# start of DATA LINES

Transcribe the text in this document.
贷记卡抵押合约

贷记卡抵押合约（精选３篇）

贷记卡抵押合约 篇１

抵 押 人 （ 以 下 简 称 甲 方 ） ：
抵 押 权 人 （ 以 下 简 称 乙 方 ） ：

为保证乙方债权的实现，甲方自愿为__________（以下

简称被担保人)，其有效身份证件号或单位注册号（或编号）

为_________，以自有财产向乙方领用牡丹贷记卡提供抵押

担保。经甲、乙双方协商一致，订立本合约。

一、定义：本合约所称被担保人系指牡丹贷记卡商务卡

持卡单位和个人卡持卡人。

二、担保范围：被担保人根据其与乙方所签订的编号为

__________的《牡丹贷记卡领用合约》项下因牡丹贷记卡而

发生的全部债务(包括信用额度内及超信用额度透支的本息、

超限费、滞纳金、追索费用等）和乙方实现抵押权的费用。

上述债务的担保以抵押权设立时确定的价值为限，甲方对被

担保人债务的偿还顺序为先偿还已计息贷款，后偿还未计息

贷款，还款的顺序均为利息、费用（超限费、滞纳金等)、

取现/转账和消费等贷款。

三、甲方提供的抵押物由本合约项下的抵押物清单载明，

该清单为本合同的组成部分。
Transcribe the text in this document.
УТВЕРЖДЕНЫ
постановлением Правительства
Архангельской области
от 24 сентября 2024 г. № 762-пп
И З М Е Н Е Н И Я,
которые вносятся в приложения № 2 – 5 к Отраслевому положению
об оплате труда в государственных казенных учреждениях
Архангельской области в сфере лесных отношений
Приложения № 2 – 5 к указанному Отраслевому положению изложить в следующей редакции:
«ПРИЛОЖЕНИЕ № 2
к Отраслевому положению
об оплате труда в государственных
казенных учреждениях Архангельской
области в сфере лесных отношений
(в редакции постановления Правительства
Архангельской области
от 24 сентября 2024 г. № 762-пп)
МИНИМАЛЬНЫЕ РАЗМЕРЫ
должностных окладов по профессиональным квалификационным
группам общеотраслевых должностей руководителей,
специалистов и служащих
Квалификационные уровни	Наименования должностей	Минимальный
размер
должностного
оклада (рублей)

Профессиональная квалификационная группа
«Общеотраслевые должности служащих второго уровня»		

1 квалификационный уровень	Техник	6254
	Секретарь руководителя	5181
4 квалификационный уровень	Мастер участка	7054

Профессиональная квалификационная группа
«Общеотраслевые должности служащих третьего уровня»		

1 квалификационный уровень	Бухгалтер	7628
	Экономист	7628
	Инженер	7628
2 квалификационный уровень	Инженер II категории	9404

# end of DATA LINES

- **YOUR OBJECTIVE**: Return all the data exactly as given.

- **RESULT OF THE EXERCISE**:
Transcribe the text in this document.
贷记卡抵押合约

贷记卡抵押合约（精选３篇）

贷记卡抵押合约 篇１

抵 押 人 （ 以 下 简 称 甲 方 ） ：
抵 押 权 人 （ 以 下 简 称 乙 方 ） ：

为保证乙方债权的实现，甲方自愿为__________（以下

简称被担保人)，其有效身份证件号或单位注册号（或编号）

为_________，以自有财产向乙方领用牡丹贷记卡提供抵押

担保。经甲、乙双方协商一致，订立本合约。

一、定义：本合约所称被担保人系指牡丹贷记卡商务卡

持卡单位和个人卡持卡人。

二、担保范围：被担保人根据其与乙方所签订的编号为

__________的《牡丹贷记卡领用合约》项下因牡丹贷记卡而

发生的全部债务(包括信用额度内及超信用额度透支的本息、

超限费、滞纳金、追索费用等）和乙方实现抵押权的费用。

上述债务的担保以抵押权设立时确定的价值为限，甲方对被

担保人债务的偿还顺序为先偿还已计息贷款，后偿还未计息

贷款，还款的顺序均为利息、费用（超限费、滞纳金等)、

取现/转账和消费等贷款。

三、甲方提供的抵押物由本合约项下的抵押物清单载明，

该清单为本合同的组成部分。
Transcribe the text in this document.
УТВЕРЖДЕНЫ
постановлением Правительства
Архангельской области
от 24 сентября 2024 г. № 762-пп
И З М Е Н Е Н И Я,
которые вносятся в приложения № 2 – 5 к Отраслевому положению
об оплате труда в государственных казенных учреждениях
Архангельской области в сфере лесных отношений
Приложения № 2 – 5 к указанному Отраслевому положению изложить в следующей редакции:
«ПРИЛОЖЕНИЕ № 2
к Отраслевому положению
об оплате труда в государственных
казенных учреждениях Архангельской
области в сфере лесных отношений
(в редакции постановления Правительства
Архангельской области
от 24 сентября 2024 г. № 762-пп)
МИНИМАЛЬНЫЕ РАЗМЕРЫ
должностных окладов по профессиональным квалификационным
группам общеотраслевых должностей руководителей,
специалистов и служащих
Квалификационные уровни	Наименования должностей	Минимальный
размер
должностного
оклада (рублей)

Профессиональная квалификационная группа
«Общеотраслевые должности служащих второго уровня»		

1 квалификационный уровень	Техник	6254
	Секретарь руководителя	5181
4 квалификационный уровень	Мастер участка	7054

Профессиональная квалификационная группа
«Общеотраслевые должности служащих третьего уровня»		

1 квалификационный уровень	Бухгалтер	7628
	Экономист	7628
	Инженер	7628
2 квалификационный уровень	Инженер II категории	9404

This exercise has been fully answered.